## WHAT TO PRODUCE
Copy every line from the material below that holds "content".

## INPUT
========================================================================

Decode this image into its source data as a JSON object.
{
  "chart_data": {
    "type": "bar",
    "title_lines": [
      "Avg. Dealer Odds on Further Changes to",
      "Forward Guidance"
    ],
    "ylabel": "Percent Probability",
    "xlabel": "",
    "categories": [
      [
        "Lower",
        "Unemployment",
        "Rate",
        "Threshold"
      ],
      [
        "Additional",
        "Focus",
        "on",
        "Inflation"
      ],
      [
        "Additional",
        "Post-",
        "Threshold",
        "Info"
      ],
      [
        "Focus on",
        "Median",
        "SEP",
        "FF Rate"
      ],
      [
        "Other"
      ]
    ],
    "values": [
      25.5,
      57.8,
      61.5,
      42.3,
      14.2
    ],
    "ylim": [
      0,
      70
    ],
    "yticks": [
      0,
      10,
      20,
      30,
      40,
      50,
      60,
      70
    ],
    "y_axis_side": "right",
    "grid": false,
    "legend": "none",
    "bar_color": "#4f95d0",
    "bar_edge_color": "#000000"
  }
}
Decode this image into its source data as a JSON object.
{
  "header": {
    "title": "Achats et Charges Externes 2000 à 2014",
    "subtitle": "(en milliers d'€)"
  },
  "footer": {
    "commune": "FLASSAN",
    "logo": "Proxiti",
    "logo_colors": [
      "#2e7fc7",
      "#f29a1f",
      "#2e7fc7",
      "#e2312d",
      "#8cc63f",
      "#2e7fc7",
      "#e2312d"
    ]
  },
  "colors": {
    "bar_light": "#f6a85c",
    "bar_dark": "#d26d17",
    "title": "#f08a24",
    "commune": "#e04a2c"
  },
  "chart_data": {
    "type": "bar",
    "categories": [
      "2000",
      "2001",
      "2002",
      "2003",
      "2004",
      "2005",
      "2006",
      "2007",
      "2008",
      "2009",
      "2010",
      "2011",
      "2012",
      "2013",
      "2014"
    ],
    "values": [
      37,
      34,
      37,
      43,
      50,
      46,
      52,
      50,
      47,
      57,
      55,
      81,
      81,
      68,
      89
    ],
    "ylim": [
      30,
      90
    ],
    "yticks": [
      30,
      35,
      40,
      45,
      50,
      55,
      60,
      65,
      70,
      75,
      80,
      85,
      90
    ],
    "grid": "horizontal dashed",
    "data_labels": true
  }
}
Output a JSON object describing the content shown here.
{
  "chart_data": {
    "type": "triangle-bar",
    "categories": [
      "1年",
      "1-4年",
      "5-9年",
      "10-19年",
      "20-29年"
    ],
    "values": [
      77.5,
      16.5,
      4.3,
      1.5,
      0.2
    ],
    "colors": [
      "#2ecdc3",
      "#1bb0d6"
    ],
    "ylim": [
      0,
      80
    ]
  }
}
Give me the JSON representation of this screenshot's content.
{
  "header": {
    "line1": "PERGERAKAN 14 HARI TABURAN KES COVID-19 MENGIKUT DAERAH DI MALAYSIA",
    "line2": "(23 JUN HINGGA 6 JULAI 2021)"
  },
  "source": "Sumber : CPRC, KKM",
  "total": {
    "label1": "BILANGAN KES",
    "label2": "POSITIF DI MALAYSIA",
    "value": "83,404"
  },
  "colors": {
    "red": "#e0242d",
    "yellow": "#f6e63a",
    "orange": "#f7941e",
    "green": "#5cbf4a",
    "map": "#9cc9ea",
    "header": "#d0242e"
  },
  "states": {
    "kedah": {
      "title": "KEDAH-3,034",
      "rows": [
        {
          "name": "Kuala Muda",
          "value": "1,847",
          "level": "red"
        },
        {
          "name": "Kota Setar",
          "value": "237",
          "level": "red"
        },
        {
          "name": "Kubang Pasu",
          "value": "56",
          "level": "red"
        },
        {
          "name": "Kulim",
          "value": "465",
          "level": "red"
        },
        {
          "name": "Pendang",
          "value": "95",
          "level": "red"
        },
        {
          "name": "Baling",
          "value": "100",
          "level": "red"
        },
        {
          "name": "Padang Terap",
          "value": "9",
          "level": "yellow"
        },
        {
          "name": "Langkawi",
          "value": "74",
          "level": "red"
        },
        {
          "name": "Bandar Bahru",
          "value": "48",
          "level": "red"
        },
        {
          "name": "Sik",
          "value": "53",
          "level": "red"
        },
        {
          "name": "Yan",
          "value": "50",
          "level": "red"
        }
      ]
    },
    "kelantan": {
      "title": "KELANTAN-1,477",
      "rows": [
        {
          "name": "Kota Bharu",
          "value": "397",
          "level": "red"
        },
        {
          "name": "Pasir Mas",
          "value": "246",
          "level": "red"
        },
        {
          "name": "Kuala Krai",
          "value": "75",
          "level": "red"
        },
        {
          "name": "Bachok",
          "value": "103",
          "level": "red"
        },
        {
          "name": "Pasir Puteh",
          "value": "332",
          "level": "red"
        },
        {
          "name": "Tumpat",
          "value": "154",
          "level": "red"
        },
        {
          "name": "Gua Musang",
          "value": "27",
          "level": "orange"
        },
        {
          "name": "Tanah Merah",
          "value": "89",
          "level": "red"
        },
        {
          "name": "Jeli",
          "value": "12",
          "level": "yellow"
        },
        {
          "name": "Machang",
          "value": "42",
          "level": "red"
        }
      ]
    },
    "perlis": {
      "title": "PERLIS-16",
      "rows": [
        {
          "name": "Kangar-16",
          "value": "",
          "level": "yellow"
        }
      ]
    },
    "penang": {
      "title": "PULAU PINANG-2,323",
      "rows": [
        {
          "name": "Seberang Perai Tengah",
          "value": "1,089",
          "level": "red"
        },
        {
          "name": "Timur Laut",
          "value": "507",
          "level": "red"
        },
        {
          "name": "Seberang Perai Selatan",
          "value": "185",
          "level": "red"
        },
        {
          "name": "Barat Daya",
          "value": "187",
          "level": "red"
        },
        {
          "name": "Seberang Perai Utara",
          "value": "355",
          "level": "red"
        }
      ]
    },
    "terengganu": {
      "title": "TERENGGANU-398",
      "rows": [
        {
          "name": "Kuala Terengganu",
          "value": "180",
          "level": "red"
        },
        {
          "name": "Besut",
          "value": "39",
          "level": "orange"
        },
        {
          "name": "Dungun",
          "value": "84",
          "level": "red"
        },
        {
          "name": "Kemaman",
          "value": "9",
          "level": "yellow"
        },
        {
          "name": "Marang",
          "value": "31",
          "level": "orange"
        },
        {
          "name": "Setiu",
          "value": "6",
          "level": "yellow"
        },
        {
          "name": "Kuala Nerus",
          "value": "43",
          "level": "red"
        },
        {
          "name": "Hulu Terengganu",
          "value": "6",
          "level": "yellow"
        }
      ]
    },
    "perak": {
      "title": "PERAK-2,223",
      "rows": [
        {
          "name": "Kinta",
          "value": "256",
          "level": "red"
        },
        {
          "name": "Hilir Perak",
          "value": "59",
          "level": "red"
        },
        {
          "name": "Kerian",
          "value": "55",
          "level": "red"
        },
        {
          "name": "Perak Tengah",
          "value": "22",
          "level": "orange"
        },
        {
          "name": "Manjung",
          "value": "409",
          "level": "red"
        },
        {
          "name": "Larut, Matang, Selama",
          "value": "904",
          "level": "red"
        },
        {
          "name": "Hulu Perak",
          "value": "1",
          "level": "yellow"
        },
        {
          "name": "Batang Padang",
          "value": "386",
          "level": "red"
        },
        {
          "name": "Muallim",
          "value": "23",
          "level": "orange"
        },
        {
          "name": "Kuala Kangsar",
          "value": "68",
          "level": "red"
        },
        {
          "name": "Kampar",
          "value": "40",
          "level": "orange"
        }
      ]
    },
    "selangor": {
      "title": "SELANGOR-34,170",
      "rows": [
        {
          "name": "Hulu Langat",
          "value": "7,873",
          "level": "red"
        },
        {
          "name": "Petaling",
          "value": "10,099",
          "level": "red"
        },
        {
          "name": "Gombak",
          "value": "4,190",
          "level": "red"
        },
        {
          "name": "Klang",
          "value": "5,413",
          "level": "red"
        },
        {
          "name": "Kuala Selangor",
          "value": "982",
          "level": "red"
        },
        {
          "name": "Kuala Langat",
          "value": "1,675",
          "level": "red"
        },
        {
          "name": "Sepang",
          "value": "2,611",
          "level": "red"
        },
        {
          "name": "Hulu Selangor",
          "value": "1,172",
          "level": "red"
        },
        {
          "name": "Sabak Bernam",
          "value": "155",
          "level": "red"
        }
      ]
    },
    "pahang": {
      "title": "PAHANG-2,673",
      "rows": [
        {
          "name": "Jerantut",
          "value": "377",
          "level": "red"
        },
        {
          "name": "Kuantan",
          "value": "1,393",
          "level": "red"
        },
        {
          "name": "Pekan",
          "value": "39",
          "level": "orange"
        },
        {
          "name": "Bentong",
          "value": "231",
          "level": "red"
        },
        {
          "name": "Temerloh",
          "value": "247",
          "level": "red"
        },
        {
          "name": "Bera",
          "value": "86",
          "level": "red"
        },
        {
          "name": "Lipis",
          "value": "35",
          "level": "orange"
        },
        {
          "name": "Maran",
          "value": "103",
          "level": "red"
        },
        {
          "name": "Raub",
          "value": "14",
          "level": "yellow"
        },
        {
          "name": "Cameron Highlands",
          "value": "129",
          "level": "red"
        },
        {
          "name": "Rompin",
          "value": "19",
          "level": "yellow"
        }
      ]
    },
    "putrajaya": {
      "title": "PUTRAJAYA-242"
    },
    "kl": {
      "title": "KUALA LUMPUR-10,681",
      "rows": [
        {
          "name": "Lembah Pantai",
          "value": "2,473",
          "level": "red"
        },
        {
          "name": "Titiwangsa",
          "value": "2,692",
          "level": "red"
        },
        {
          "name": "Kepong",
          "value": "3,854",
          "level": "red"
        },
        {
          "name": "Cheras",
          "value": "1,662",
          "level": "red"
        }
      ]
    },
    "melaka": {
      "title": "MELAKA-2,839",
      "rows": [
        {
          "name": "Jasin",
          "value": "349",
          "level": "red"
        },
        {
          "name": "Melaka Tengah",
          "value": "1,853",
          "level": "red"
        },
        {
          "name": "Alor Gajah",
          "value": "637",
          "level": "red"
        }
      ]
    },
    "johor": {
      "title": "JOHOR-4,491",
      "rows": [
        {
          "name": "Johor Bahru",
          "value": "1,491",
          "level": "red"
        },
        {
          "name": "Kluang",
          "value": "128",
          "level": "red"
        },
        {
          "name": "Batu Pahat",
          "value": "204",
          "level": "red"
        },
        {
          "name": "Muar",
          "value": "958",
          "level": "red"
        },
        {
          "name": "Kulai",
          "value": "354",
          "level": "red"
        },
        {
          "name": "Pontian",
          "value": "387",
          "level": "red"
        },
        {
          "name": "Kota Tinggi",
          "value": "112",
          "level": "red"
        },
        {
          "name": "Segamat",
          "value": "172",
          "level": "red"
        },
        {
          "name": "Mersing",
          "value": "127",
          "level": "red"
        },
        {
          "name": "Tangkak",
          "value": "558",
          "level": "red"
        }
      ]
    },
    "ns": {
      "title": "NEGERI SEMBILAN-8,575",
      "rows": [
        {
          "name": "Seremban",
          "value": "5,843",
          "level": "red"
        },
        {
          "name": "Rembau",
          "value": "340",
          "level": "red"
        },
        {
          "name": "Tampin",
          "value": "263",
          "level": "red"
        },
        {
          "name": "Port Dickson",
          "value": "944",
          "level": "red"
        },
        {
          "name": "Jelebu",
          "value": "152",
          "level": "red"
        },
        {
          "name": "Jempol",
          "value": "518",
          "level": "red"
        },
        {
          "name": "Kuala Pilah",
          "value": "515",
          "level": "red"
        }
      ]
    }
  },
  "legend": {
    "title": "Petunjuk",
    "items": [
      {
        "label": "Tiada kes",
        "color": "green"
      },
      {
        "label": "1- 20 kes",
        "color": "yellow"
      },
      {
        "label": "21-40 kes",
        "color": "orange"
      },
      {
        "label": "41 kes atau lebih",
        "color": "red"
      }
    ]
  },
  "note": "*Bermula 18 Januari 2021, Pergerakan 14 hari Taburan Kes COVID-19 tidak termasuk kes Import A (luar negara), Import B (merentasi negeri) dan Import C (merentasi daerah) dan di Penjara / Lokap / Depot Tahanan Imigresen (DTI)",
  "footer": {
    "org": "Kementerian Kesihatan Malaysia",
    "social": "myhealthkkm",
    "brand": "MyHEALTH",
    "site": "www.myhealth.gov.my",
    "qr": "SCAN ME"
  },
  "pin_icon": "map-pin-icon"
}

========================================================================

## COMPLETE OUTPUT
Output a JSON object describing the content shown here.
Give me the JSON representation of this screenshot's content.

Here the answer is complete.